--- EXERCISE MATERIAL ---
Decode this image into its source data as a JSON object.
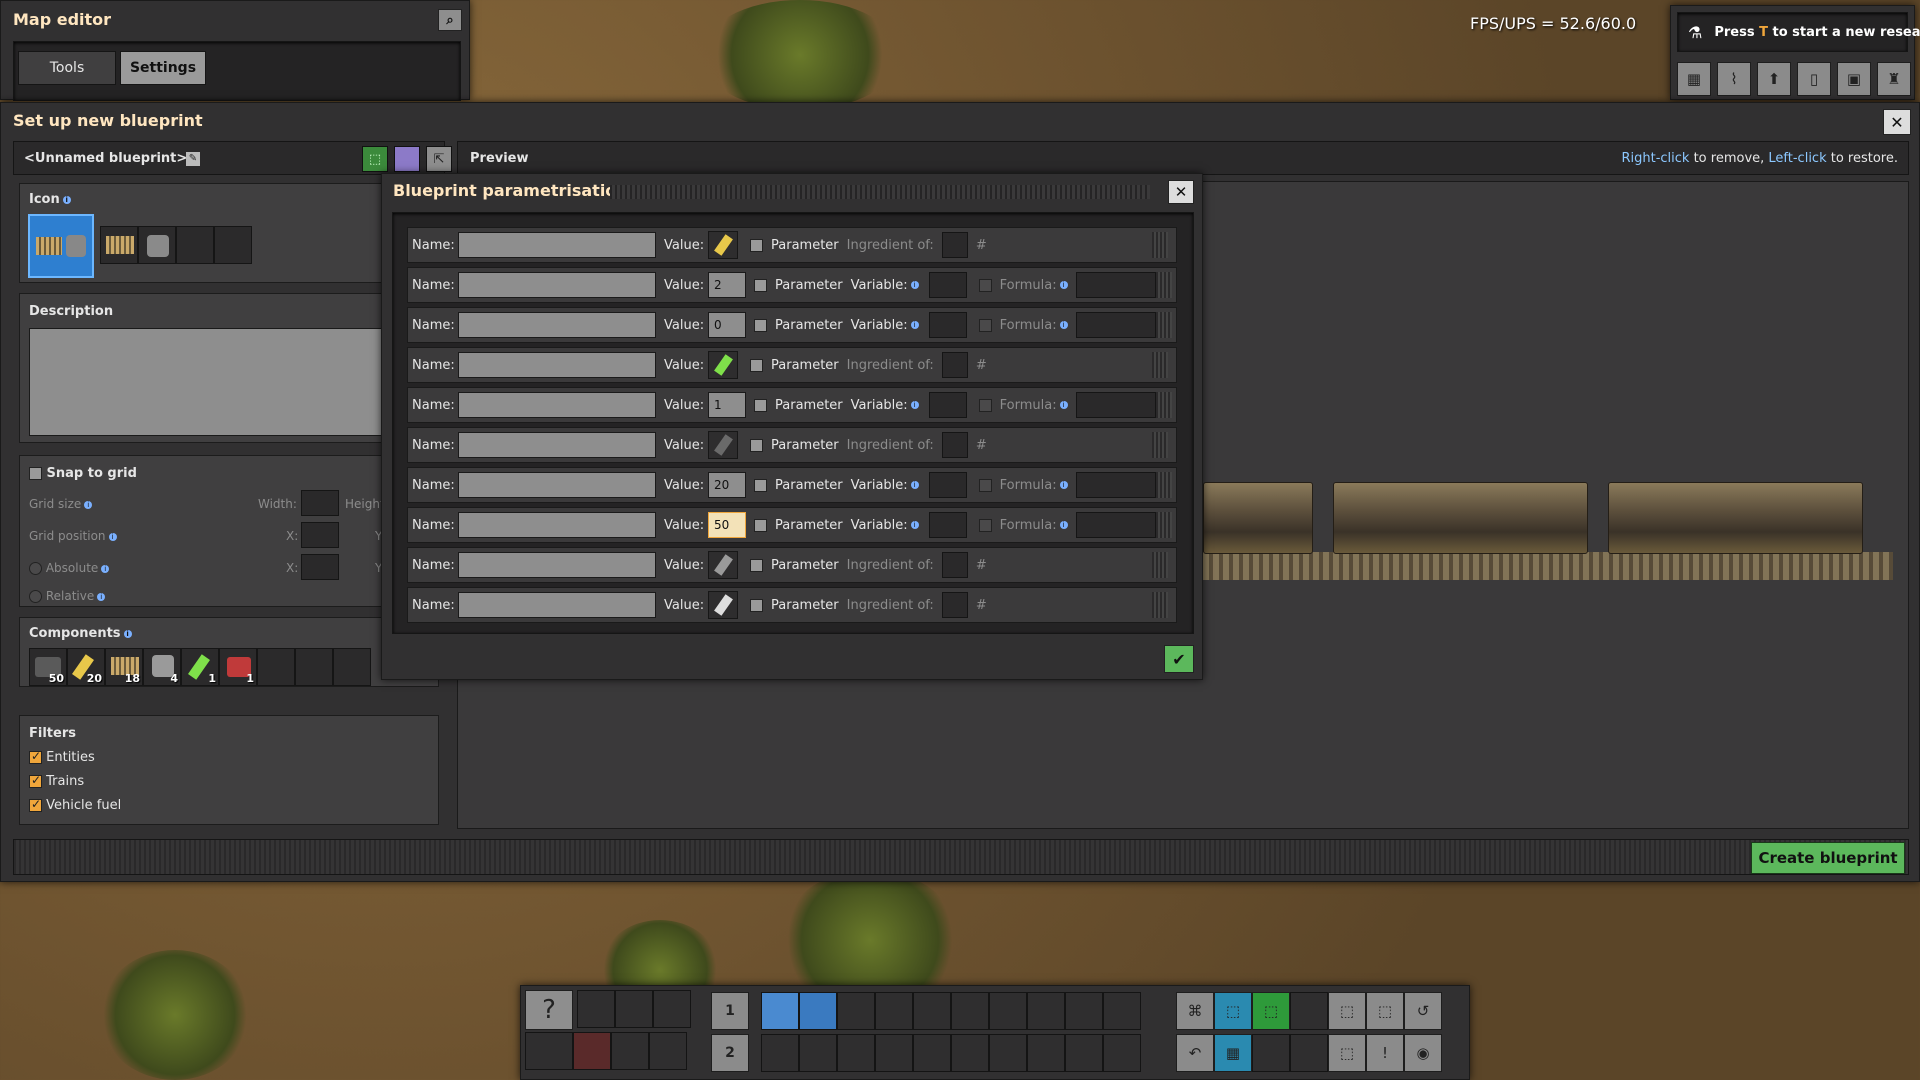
{
  "map_editor": {
    "title": "Map editor",
    "tabs": [
      {
        "label": "Tools"
      },
      {
        "label": "Settings"
      }
    ]
  },
  "fps": "FPS/UPS = 52.6/60.0",
  "research": {
    "text_pre": "Press ",
    "key": "T",
    "text_post": " to start a new research."
  },
  "top_icons": [
    "map-icon",
    "stats-icon",
    "logistics-icon",
    "book-icon",
    "train-icon",
    "trophy-icon"
  ],
  "blueprint_window": {
    "title": "Set up new blueprint",
    "name_label": "<Unnamed blueprint>",
    "preview_label": "Preview",
    "hint": {
      "right_click": "Right-click",
      "remove": " to remove, ",
      "left_click": "Left-click",
      "restore": " to restore."
    },
    "icon_label": "Icon",
    "description_label": "Description",
    "snap_to_grid": "Snap to grid",
    "grid_size": "Grid size",
    "width_label": "Width:",
    "height_label": "Height",
    "grid_position": "Grid position",
    "x_label": "X:",
    "y_label": "Y",
    "absolute": "Absolute",
    "relative": "Relative",
    "components_label": "Components",
    "components": [
      {
        "icon": "locomotive-icon",
        "count": "50"
      },
      {
        "icon": "rocket-fuel-icon",
        "count": "20"
      },
      {
        "icon": "cargo-wagon-icon",
        "count": "18"
      },
      {
        "icon": "rail-icon",
        "count": "4"
      },
      {
        "icon": "nuclear-fuel-icon",
        "count": "1"
      },
      {
        "icon": "train-stop-icon",
        "count": "1"
      }
    ],
    "filters_label": "Filters",
    "filters": [
      {
        "label": "Entities",
        "checked": true
      },
      {
        "label": "Trains",
        "checked": true
      },
      {
        "label": "Vehicle fuel",
        "checked": true
      }
    ],
    "create_button": "Create blueprint"
  },
  "param_dialog": {
    "title": "Blueprint parametrisation",
    "name_label": "Name:",
    "value_label": "Value:",
    "parameter_label": "Parameter",
    "ingredient_label": "Ingredient of:",
    "variable_label": "Variable:",
    "formula_label": "Formula:",
    "hash": "#",
    "rows": [
      {
        "kind": "item",
        "value": "",
        "icon": "rocket-fuel-icon"
      },
      {
        "kind": "number",
        "value": "2"
      },
      {
        "kind": "number",
        "value": "0"
      },
      {
        "kind": "item",
        "value": "",
        "icon": "nuclear-fuel-icon"
      },
      {
        "kind": "number",
        "value": "1"
      },
      {
        "kind": "item",
        "value": "",
        "icon": "locomotive-icon"
      },
      {
        "kind": "number",
        "value": "20"
      },
      {
        "kind": "number",
        "value": "50",
        "focused": true
      },
      {
        "kind": "item",
        "value": "",
        "icon": "rail-icon"
      },
      {
        "kind": "item",
        "value": "",
        "icon": "layers-icon"
      }
    ]
  },
  "hotbar": {
    "row1": "1",
    "row2": "2",
    "help": "?"
  },
  "colors": {
    "accent": "#f0a63b",
    "green": "#5cb85c",
    "title": "#ffe6c0"
  }
}
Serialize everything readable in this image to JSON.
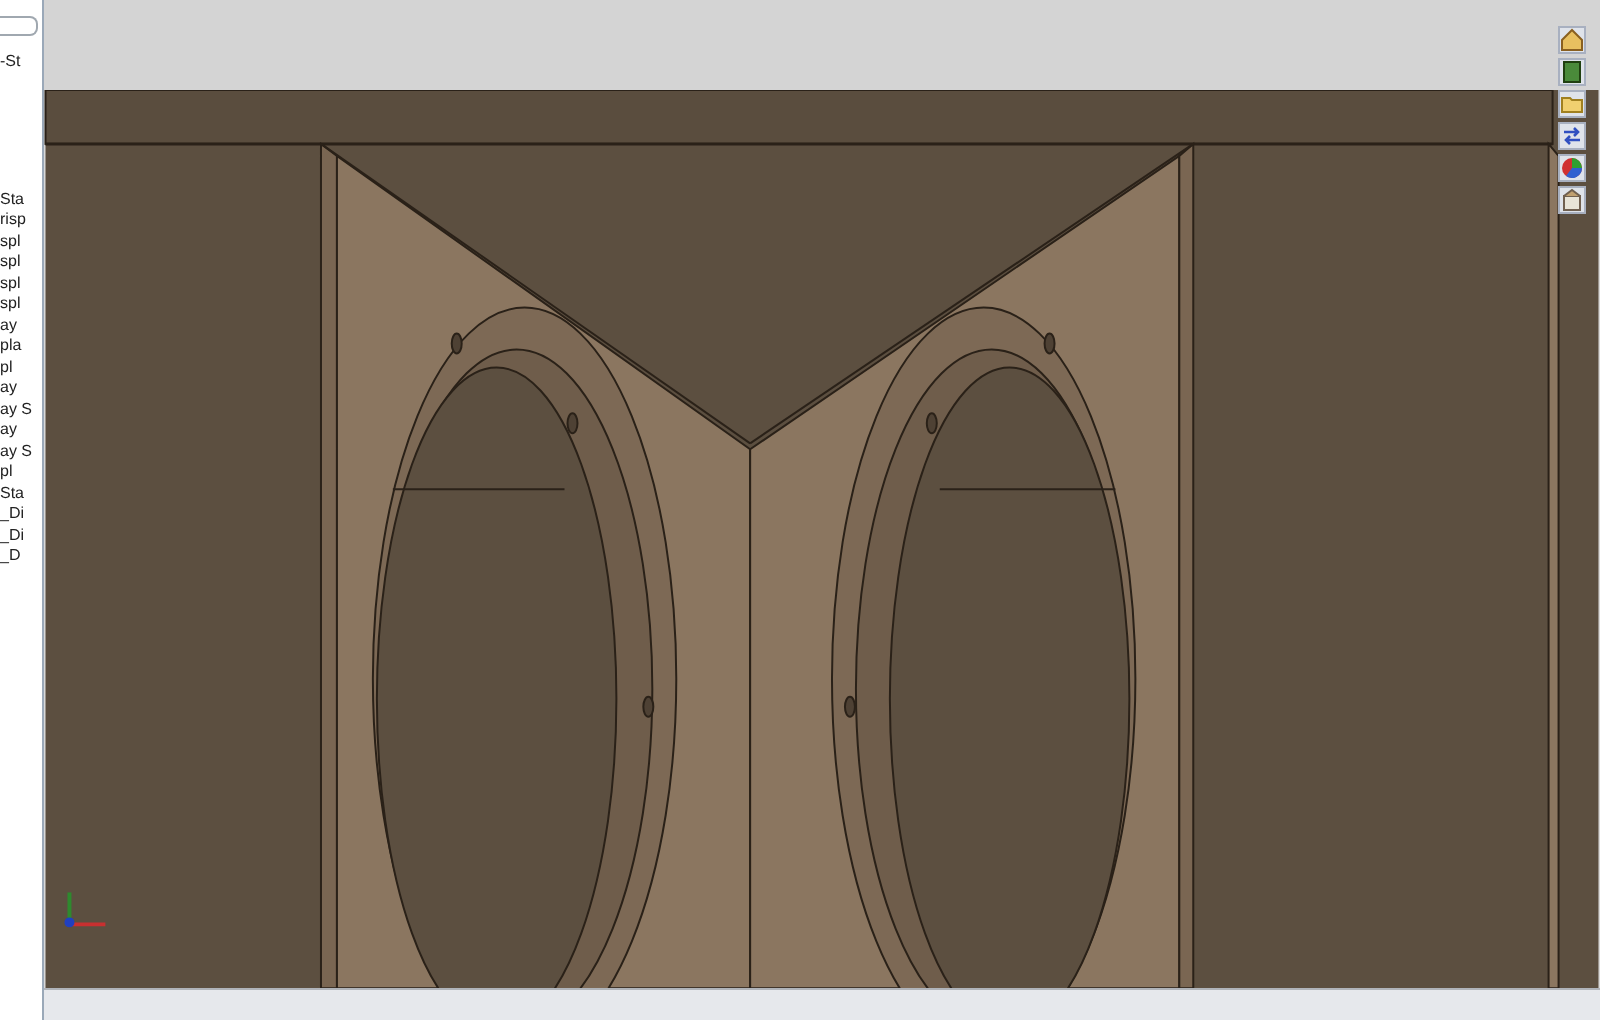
{
  "feature_tree": {
    "header": "-St",
    "items": [
      "Sta",
      "risp",
      "spl",
      "spl",
      "spl",
      "spl",
      "ay",
      "pla",
      "pl",
      "ay",
      "ay S",
      "ay",
      "ay S",
      "pl",
      "Sta",
      "_Di",
      "_Di",
      "_D"
    ]
  }
}
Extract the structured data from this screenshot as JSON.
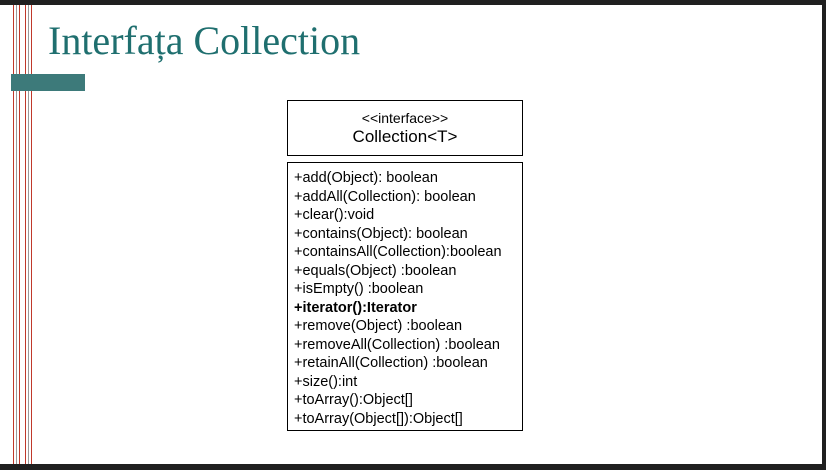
{
  "title": "Interfața Collection",
  "uml": {
    "stereotype": "<<interface>>",
    "class_name": "Collection<T>",
    "methods": [
      "+add(Object): boolean",
      "+addAll(Collection): boolean",
      "+clear():void",
      "+contains(Object): boolean",
      "+containsAll(Collection):boolean",
      "+equals(Object) :boolean",
      "+isEmpty() :boolean",
      "+iterator():Iterator",
      "+remove(Object) :boolean",
      "+removeAll(Collection) :boolean",
      "+retainAll(Collection) :boolean",
      "+size():int",
      "+toArray():Object[]",
      "+toArray(Object[]):Object[]"
    ]
  },
  "colors": {
    "title": "#1f6f6f",
    "accent_bar": "#3d7a7a",
    "rules": "#c0392b"
  }
}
---
■ PROBLEM STATEMENT
Give only the number of lines in the material above where the string "count" appears.

■ OUTPUT FOR THIS EXERCISE
6